Pick out each line in these entries that contains the string "name".

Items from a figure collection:
• • •
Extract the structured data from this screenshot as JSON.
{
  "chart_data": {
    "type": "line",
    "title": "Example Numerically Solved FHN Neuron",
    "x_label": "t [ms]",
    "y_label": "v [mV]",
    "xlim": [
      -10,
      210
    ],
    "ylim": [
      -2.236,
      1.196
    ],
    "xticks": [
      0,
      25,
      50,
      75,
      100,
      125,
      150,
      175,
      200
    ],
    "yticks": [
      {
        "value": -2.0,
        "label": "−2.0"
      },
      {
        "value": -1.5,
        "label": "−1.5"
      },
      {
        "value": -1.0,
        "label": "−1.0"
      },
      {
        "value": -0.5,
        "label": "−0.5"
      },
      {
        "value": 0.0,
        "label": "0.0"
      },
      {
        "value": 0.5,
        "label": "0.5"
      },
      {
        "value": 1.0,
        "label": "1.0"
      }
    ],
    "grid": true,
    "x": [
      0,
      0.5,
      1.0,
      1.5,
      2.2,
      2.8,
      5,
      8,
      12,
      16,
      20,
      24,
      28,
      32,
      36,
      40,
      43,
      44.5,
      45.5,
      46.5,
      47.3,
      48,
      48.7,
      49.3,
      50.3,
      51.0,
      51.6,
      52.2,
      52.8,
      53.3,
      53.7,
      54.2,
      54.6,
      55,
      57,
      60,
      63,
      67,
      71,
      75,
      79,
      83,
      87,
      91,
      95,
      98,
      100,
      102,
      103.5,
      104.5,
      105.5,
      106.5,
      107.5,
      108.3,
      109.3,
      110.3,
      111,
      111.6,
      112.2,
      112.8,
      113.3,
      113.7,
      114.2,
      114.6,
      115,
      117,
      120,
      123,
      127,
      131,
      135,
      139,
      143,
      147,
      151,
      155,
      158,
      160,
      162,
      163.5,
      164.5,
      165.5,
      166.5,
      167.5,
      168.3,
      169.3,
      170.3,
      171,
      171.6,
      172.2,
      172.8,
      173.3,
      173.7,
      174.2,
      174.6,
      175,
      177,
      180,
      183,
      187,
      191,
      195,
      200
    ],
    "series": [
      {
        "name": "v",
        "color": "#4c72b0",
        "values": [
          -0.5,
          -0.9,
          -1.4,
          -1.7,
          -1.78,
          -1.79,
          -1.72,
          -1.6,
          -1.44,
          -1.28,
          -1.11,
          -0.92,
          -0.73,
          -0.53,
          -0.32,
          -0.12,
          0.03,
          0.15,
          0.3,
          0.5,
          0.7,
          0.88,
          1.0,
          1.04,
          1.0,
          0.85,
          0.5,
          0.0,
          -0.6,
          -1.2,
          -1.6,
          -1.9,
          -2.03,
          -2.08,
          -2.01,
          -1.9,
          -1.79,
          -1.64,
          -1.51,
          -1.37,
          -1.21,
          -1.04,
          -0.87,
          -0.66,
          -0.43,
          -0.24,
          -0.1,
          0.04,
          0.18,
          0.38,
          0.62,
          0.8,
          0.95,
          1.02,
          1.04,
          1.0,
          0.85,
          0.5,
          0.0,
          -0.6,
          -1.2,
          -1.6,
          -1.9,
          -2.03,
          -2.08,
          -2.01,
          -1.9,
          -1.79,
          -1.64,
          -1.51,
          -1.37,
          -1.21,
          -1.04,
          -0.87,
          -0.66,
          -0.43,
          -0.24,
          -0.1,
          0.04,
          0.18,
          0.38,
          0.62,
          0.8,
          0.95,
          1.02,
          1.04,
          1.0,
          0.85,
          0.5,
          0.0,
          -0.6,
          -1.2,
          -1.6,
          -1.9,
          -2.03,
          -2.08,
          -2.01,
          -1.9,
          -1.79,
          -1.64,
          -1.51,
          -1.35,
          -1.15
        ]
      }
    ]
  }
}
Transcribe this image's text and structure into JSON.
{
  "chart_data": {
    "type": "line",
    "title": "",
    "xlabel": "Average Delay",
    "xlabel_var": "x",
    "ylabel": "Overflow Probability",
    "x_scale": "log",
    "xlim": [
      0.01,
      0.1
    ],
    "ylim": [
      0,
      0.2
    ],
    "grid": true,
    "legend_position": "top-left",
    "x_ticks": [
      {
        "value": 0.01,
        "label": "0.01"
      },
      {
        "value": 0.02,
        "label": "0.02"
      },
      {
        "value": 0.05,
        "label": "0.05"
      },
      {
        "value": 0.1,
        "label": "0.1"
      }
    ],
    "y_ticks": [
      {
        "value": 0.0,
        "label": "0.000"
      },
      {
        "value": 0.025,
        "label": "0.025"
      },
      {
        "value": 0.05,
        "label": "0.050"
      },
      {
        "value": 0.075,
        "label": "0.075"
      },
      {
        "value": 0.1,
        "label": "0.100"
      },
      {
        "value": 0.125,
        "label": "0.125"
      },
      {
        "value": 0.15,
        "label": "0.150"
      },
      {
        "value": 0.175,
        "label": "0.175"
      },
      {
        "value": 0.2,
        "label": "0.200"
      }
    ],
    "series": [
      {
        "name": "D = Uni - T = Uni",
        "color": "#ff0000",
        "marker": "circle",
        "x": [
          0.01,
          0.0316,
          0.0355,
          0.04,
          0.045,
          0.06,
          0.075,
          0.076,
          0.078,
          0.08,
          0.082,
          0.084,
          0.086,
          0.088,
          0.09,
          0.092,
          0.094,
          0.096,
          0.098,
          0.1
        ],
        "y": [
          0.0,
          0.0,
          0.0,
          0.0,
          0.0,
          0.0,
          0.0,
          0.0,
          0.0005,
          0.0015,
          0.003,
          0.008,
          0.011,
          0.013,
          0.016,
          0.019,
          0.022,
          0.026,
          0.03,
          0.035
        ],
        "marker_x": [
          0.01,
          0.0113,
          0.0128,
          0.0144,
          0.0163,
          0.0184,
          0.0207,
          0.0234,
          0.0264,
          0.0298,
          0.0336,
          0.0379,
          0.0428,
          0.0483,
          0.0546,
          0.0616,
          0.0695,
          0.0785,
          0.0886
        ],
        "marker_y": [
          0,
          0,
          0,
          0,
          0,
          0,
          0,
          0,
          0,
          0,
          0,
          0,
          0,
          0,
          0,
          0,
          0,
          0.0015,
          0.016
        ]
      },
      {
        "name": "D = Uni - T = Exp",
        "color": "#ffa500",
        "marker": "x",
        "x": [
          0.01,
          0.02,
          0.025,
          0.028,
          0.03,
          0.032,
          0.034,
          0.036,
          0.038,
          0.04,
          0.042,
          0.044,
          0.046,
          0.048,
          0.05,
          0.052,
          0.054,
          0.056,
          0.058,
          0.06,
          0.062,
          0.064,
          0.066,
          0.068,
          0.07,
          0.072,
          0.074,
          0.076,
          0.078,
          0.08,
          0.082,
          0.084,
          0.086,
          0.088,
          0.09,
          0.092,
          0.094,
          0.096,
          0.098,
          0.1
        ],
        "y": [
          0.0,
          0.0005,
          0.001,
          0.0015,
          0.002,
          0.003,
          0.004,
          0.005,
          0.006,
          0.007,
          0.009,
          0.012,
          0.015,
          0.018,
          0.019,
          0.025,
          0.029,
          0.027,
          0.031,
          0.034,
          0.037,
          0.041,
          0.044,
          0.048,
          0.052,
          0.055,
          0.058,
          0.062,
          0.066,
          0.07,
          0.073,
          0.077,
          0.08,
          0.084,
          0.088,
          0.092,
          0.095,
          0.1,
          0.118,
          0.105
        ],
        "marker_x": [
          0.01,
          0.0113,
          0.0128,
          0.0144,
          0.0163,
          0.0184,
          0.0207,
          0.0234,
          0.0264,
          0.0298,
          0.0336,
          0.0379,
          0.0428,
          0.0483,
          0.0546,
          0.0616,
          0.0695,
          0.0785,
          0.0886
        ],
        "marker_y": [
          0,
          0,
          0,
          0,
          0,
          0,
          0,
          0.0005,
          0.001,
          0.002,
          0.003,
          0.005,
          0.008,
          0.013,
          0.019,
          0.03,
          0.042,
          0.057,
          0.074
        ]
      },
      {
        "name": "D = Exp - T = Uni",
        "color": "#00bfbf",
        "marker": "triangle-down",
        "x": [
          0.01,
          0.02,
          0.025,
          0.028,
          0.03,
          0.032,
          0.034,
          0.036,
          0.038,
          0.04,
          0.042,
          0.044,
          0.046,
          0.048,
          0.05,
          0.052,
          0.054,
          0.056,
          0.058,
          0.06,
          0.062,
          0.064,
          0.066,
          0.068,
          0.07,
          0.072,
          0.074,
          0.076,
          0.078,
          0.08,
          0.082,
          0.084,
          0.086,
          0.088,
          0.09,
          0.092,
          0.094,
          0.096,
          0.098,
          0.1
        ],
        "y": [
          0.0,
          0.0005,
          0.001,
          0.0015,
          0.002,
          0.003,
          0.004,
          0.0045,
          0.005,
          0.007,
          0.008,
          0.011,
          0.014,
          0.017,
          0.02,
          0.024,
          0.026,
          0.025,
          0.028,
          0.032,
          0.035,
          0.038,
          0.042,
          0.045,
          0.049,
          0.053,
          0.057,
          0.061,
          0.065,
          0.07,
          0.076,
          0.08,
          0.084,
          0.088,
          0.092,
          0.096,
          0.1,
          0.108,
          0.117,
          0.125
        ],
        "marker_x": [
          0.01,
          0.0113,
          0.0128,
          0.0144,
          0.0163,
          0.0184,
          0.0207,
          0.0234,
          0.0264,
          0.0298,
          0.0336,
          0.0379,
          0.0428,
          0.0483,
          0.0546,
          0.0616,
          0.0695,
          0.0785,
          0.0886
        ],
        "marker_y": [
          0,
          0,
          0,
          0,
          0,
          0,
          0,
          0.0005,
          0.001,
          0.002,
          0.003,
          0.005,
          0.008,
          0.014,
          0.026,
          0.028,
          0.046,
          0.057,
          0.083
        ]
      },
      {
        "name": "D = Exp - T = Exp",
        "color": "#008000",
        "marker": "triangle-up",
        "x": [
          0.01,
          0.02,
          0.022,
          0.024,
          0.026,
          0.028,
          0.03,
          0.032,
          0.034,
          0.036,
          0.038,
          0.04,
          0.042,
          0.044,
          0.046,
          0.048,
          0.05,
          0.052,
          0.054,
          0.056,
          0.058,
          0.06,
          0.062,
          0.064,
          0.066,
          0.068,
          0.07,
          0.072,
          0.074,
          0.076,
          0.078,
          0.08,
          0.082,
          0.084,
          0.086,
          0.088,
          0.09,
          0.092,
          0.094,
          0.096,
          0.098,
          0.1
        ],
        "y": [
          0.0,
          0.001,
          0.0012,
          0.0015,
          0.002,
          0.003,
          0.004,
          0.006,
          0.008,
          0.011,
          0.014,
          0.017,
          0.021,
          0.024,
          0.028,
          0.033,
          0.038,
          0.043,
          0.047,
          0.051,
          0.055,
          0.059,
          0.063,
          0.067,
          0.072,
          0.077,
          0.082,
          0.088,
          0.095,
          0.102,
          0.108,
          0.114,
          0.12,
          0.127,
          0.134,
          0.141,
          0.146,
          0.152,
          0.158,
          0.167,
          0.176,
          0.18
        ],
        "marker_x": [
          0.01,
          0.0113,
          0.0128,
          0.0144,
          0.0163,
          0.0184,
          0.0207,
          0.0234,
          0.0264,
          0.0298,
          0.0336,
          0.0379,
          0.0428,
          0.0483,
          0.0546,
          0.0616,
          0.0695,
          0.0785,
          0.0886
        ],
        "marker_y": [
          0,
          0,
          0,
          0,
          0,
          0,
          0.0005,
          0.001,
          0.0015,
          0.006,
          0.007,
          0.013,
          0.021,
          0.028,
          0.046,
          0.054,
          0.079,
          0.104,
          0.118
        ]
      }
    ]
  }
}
• • •
__Task output__.
        "name": "v",
        "name": "D = Uni - T = Uni",
        "name": "D = Uni - T = Exp",
        "name": "D = Exp - T = Uni",
        "name": "D = Exp - T = Exp",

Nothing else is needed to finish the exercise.